OBJECTIVE
In the records below, rename every "data-point" to "marker" and leave all other text unchanged. Omit the pictures from your answer.

── PROVIDED INFORMATION ──

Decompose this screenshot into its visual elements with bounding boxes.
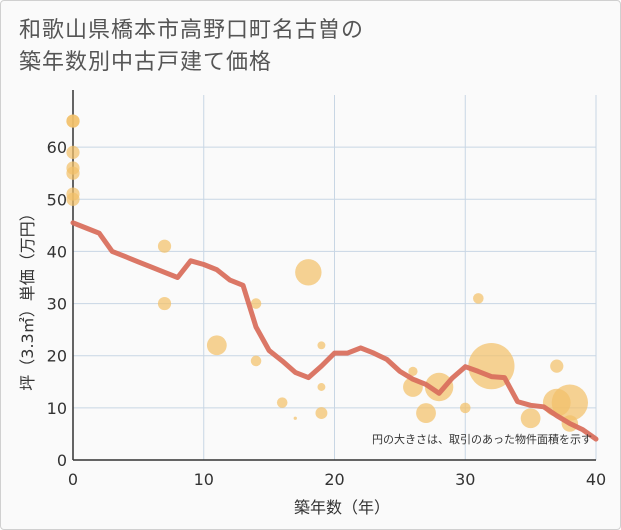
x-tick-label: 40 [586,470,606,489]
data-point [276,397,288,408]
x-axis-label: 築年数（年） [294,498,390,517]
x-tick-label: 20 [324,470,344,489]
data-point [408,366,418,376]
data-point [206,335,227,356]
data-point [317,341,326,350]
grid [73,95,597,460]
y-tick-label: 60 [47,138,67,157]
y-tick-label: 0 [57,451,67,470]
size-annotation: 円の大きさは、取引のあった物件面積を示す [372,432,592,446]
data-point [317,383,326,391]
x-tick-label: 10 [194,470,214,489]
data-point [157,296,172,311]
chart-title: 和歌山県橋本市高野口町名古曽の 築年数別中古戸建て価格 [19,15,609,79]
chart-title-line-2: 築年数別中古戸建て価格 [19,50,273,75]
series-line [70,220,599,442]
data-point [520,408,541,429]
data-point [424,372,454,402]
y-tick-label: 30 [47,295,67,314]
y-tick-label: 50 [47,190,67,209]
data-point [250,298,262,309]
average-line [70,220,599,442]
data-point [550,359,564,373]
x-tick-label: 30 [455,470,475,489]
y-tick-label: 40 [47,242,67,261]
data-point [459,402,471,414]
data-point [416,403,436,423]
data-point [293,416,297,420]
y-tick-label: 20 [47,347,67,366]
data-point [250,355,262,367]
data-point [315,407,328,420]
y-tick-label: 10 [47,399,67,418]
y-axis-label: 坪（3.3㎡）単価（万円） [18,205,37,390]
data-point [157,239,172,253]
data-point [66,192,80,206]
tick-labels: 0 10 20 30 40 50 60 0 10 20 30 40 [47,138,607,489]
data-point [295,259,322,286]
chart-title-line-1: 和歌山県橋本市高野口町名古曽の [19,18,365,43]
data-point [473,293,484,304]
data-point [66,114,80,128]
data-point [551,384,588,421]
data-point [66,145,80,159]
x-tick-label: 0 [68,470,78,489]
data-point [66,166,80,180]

───

FULL OUTPUT
Decompose this screenshot into its visual elements with bounding boxes.
x-tick-label: 40 [586,470,606,489]
marker [276,397,288,408]
x-axis-label: 築年数（年） [294,498,390,517]
x-tick-label: 20 [324,470,344,489]
marker [408,366,418,376]
marker [206,335,227,356]
marker [317,341,326,350]
grid [73,95,597,460]
y-tick-label: 60 [47,138,67,157]
y-tick-label: 0 [57,451,67,470]
size-annotation: 円の大きさは、取引のあった物件面積を示す [372,432,592,446]
marker [317,383,326,391]
x-tick-label: 10 [194,470,214,489]
marker [157,296,172,311]
chart-title: 和歌山県橋本市高野口町名古曽の 築年数別中古戸建て価格 [19,15,609,79]
chart-title-line-2: 築年数別中古戸建て価格 [19,50,273,75]
series-line [70,220,599,442]
marker [520,408,541,429]
marker [424,372,454,402]
y-tick-label: 30 [47,295,67,314]
y-tick-label: 50 [47,190,67,209]
marker [250,298,262,309]
average-line [70,220,599,442]
marker [550,359,564,373]
x-tick-label: 30 [455,470,475,489]
y-tick-label: 40 [47,242,67,261]
marker [459,402,471,414]
marker [416,403,436,423]
marker [293,416,297,420]
y-tick-label: 20 [47,347,67,366]
marker [250,355,262,367]
marker [315,407,328,420]
y-tick-label: 10 [47,399,67,418]
y-axis-label: 坪（3.3㎡）単価（万円） [18,205,37,390]
marker [157,239,172,253]
marker [66,192,80,206]
tick-labels: 0 10 20 30 40 50 60 0 10 20 30 40 [47,138,607,489]
marker [295,259,322,286]
chart-title-line-1: 和歌山県橋本市高野口町名古曽の [19,18,365,43]
marker [473,293,484,304]
marker [66,114,80,128]
marker [551,384,588,421]
marker [66,145,80,159]
x-tick-label: 0 [68,470,78,489]
marker [66,166,80,180]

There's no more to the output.